-- BEGIN --

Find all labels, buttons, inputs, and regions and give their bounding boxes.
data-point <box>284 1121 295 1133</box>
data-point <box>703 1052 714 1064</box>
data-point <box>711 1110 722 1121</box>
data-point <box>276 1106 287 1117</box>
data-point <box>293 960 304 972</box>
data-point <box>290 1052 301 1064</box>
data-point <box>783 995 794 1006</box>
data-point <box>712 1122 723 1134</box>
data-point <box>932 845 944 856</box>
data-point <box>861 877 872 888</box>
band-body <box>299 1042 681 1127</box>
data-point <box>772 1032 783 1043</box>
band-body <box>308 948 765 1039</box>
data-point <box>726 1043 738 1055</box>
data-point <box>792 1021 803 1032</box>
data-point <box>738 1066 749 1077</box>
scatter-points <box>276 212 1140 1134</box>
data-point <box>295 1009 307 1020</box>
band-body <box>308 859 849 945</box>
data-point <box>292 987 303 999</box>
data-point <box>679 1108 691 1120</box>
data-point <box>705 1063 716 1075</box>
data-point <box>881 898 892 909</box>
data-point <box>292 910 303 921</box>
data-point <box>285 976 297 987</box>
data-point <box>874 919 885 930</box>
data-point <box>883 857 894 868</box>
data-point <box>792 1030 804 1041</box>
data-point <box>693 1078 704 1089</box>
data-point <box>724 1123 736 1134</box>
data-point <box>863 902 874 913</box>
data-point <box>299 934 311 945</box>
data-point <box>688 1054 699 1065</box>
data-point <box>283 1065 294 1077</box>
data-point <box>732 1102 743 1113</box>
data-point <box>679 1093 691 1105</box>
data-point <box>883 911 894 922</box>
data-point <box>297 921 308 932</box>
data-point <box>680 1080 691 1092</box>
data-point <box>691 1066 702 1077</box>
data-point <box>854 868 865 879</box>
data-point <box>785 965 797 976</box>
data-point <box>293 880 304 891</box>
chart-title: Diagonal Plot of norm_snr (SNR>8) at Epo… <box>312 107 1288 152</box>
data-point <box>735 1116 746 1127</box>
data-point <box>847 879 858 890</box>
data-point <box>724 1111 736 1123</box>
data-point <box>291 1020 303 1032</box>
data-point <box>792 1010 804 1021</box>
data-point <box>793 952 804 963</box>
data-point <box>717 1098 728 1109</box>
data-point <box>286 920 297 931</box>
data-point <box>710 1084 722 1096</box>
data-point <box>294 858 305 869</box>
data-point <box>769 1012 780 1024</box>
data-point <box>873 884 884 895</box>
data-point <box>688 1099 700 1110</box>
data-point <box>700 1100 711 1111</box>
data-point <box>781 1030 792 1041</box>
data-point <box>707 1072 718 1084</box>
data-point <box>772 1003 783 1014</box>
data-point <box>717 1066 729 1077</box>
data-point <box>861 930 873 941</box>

-- END --

• What is being asked: List every line of the data above that contains the string "band", matching case exactly.

• Result of the exercise:
band-body <box>299 1042 681 1127</box>
band-body <box>308 948 765 1039</box>
band-body <box>308 859 849 945</box>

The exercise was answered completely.